* Begin Selected passage *

Bang, Bang! We’re on Tour with ‘The Vampire Lestat’ – Episode Two 

The Vampire Lestat and his mother/lover the Vampire Gabriella

We’re On Tour with Lestat, and things are getting messy—just the way we like it. “Toledo” Episode Two of The Vampire Lestat takes us on the road, and things are already unraveling. Kwesi and I are back for another postmortem recap or Lestat Autopsy, and Kwesi is already in his feelings about Lestat’s mother, the Vampire Gabriella. 

Kwesi: I’m very much intrigued. Not turned on, but fascinated by the dynamic between Lestat and his mother.

Sherin: He’s embarrassed.

Kwesi: He’s so embarrassed by it that he keeps talking about it, but nobody wants him to talk about it.

And what exactly are we talking about? The vampire Oedipus complex at the center of this episode. Lestat’s complicated, consuming, deeply uncomfortable bond with Gabriella, his mother, who he sired. What can we say? Lestat is a mother fucker (literally). 

Gabriella before she was turned into a vampire

Sherin: He’s like, “Thank you for your patience with the vampire incest.” It’s like, bro, we have no patience for that. None. We don’t care if you’re vampires. We don’t care if you’re monsters—that’s nasty.”

Kwesi: “Y’all nasty.”

But the episode isn’t just chaos for chaos’s sake. It does serious work, excavating who Lestat actually is and where he comes from. The answer, it turns out, is deeply rotten people. We meet the de Lioncourt family in flashback, and the picture isn’t pretty.

* End Selected passage *
* Begin Dataset section *

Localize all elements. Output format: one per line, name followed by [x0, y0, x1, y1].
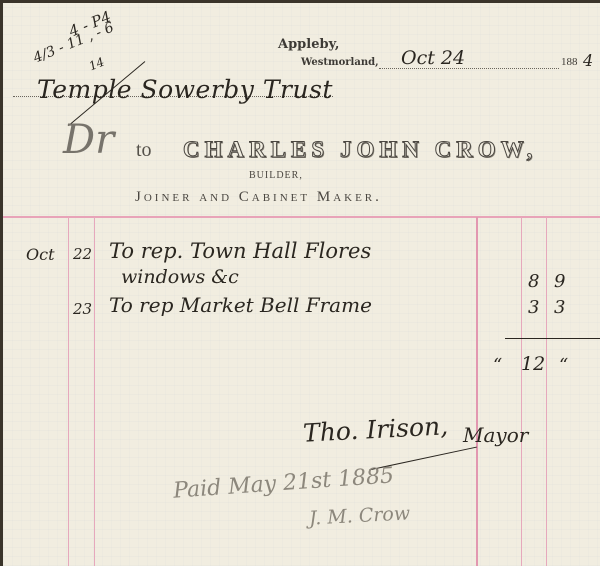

* End Dataset section *

→ Your goal: Write out, word for word, the stretch of the episode recap from "Kwesi: He’s so" through "mother fucker (literally).".

→ Response:
Kwesi: He’s so embarrassed by it that he keeps talking about it, but nobody wants him to talk about it.

And what exactly are we talking about? The vampire Oedipus complex at the center of this episode. Lestat’s complicated, consuming, deeply uncomfortable bond with Gabriella, his mother, who he sired. What can we say? Lestat is a mother fucker (literally).